**Description of the task:** Using the data below, gather each line that includes the word "partage".

▬▬▬▬▬▬▬▬▬▬

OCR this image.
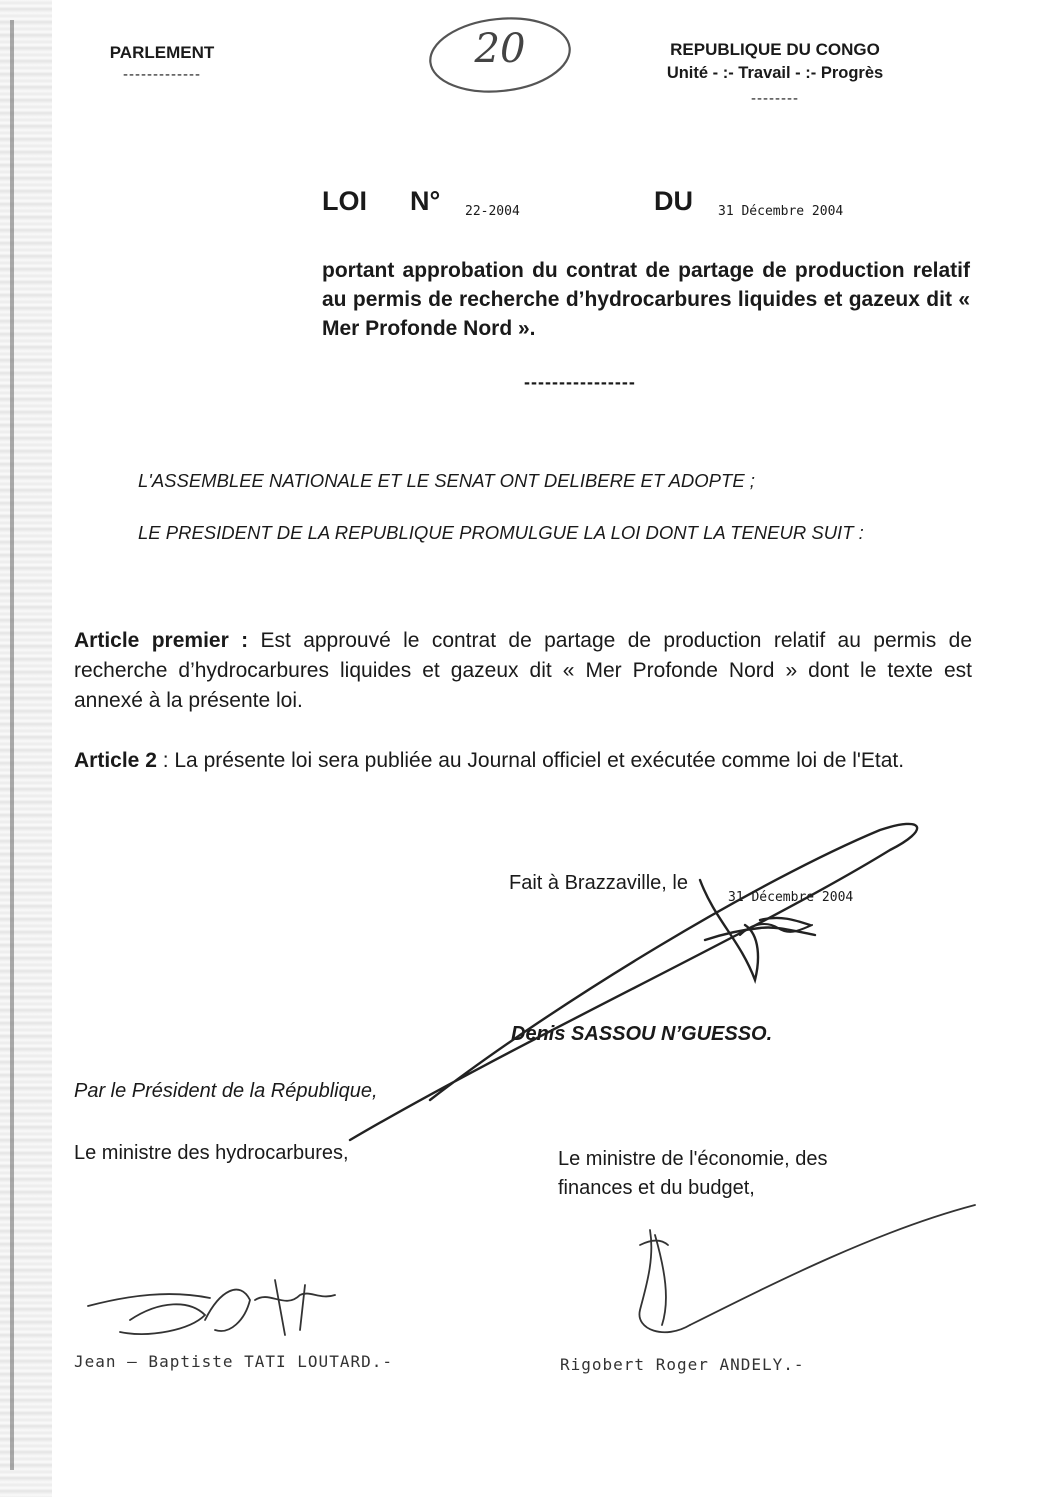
PARLEMENT
-------------
20	REPUBLIQUE DU CONGO
Unité - :- Travail - :- Progrès
--------
LOI N° 22-2004	DU 31 Décembre 2004
portant approbation du contrat de partage de production relatif au permis de recherche d’hydrocarbures liquides et gazeux dit « Mer Profonde Nord ».
----------------
L'ASSEMBLEE NATIONALE ET LE SENAT ONT DELIBERE ET ADOPTE ;
LE PRESIDENT DE LA REPUBLIQUE PROMULGUE LA LOI DONT LA TENEUR SUIT :
Article premier : Est approuvé le contrat de partage de production relatif au permis de recherche d’hydrocarbures liquides et gazeux dit « Mer Profonde Nord » dont le texte est annexé à la présente loi.
Article 2 : La présente loi sera publiée au Journal officiel et exécutée comme loi de l'Etat.
Fait à Brazzaville, le
31 Décembre 2004
Denis SASSOU N’GUESSO.
Par le Président de la République,
Le ministre des hydrocarbures,	Le ministre de l'économie, des
finances et du budget,
Jean – Baptiste TATI LOUTARD.-	Rigobert Roger ANDELY.-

▬▬▬▬▬▬▬▬▬▬

**Answer to this problem:**
portant approbation du contrat de partage de production relatif au permis de recherche d’hydrocarbures liquides et gazeux dit « Mer Profonde Nord ».
Article premier : Est approuvé le contrat de partage de production relatif au permis de recherche d’hydrocarbures liquides et gazeux dit « Mer Profonde Nord » dont le texte est annexé à la présente loi.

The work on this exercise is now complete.